Set problem »
Select every line containing the word "aber" from the material, and copy those lines.

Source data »
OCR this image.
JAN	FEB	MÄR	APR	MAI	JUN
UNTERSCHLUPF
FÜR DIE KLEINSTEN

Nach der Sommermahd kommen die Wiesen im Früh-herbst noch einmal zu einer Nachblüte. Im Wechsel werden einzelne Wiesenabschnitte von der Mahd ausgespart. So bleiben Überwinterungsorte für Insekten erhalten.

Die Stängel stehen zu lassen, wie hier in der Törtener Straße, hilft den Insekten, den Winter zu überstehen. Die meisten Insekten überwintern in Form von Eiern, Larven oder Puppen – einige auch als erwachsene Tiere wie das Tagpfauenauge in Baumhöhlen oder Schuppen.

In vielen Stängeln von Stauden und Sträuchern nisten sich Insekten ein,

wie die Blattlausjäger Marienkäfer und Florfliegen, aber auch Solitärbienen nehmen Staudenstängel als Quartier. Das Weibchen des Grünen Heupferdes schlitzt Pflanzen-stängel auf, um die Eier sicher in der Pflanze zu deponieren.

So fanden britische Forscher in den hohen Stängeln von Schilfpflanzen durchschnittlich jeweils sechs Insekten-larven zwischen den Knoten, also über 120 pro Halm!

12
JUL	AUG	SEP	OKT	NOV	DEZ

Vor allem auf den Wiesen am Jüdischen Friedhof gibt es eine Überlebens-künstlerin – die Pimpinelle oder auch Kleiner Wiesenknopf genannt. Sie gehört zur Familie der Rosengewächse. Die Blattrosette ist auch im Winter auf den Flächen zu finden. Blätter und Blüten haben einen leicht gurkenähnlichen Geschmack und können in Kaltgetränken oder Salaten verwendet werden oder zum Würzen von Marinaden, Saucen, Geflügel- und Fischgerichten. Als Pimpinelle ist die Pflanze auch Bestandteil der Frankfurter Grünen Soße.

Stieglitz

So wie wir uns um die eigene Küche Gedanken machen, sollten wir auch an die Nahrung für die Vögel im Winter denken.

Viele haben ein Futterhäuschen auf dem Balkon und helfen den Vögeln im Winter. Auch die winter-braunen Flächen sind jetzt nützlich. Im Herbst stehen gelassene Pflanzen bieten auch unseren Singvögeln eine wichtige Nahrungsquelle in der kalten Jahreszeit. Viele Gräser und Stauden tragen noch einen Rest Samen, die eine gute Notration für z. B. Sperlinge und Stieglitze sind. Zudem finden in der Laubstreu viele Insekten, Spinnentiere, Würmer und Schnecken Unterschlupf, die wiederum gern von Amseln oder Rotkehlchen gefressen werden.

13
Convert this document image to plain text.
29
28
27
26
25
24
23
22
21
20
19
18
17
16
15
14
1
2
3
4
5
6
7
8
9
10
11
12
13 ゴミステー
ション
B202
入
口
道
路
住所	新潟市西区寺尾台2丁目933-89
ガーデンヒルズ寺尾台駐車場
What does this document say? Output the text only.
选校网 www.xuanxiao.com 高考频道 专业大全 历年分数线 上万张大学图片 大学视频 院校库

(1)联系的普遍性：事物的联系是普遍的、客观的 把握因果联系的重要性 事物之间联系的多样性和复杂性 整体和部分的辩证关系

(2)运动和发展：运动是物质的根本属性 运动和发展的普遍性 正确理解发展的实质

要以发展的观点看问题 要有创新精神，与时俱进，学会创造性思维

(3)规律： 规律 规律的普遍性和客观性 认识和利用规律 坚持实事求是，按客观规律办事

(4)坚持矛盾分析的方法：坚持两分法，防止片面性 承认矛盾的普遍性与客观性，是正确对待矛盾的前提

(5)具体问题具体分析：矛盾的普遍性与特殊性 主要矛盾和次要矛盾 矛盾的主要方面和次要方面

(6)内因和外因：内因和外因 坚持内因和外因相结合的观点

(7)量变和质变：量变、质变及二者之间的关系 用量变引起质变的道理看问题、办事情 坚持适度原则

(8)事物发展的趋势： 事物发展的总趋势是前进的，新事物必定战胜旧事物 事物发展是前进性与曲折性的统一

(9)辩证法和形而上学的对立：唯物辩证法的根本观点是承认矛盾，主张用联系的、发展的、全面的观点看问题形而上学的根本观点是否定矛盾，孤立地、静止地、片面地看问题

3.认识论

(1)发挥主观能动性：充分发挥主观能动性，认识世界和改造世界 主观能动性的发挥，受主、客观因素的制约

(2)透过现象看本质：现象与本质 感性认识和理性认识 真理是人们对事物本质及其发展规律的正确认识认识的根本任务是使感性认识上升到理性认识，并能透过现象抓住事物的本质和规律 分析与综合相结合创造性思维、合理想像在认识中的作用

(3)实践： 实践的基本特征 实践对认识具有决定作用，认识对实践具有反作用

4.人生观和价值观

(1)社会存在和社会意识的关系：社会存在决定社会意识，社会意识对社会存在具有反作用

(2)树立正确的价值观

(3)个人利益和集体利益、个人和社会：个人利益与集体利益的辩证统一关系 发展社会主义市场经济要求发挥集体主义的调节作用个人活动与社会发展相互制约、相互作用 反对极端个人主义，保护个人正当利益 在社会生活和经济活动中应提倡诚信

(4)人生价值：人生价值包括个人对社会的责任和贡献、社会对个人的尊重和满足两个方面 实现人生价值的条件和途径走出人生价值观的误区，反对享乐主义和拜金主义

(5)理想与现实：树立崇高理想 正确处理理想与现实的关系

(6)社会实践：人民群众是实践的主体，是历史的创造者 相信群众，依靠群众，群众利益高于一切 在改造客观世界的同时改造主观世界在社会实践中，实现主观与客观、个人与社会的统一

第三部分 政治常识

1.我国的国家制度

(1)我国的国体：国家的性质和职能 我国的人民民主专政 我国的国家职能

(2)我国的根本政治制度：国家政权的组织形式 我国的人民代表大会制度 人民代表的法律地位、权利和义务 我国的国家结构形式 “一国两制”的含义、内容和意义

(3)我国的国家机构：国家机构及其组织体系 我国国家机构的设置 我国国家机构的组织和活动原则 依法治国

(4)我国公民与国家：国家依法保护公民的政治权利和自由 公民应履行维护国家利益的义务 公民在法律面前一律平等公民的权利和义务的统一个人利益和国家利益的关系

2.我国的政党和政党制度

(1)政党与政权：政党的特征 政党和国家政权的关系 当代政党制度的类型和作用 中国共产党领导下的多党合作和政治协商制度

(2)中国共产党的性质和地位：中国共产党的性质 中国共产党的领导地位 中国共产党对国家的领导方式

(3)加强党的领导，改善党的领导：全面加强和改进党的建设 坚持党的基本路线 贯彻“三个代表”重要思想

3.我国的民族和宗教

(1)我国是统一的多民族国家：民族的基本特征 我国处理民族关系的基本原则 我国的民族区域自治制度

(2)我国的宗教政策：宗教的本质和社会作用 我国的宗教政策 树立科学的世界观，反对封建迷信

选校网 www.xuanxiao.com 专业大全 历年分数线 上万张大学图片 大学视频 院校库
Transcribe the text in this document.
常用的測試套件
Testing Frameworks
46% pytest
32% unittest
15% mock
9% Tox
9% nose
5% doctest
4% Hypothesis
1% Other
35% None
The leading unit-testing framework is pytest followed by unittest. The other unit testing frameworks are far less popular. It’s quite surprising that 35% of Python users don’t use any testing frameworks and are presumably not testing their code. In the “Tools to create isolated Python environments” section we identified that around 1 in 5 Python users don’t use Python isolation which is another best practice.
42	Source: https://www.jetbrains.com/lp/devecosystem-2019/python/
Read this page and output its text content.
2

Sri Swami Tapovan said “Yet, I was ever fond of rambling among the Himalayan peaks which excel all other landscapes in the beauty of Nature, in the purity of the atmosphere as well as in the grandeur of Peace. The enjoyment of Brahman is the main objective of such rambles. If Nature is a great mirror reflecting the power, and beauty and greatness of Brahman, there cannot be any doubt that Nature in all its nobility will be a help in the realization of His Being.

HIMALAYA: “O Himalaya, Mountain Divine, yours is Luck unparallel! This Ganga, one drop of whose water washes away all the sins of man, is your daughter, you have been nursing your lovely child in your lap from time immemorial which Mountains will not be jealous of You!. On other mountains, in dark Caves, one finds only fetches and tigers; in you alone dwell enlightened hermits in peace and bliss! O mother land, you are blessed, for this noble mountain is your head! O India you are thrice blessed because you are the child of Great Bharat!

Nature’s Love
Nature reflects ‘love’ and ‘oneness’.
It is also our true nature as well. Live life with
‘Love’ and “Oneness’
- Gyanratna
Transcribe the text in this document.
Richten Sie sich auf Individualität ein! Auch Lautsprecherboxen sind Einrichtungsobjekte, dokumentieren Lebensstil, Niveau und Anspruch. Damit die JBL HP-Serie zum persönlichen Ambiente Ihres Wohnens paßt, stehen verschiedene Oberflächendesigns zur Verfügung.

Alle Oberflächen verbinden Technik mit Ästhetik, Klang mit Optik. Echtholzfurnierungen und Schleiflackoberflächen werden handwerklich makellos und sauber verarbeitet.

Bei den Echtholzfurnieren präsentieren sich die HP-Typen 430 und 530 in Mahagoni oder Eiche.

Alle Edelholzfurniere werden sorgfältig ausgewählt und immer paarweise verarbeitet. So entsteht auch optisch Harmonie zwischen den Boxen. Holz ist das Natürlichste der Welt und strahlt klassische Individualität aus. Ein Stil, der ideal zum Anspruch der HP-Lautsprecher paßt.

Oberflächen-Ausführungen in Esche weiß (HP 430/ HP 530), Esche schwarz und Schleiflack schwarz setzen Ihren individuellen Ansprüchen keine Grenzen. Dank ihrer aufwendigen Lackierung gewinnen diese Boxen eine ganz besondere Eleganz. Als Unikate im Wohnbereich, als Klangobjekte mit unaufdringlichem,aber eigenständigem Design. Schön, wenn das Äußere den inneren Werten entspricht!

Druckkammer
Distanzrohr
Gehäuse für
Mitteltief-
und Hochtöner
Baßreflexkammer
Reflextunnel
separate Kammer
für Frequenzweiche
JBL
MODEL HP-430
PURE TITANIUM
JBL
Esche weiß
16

Answer to this task »
wie die Blattlausjäger Marienkäfer und Florfliegen, aber auch Solitärbienen nehmen Staudenstängel als Quartier. Das Weibchen des Grünen Heupferdes schlitzt Pflanzen-stängel auf, um die Eier sicher in der Pflanze zu deponieren.
Oberflächen-Ausführungen in Esche weiß (HP 430/ HP 530), Esche schwarz und Schleiflack schwarz setzen Ihren individuellen Ansprüchen keine Grenzen. Dank ihrer aufwendigen Lackierung gewinnen diese Boxen eine ganz besondere Eleganz. Als Unikate im Wohnbereich, als Klangobjekte mit unaufdringlichem,aber eigenständigem Design. Schön, wenn das Äußere den inneren Werten entspricht!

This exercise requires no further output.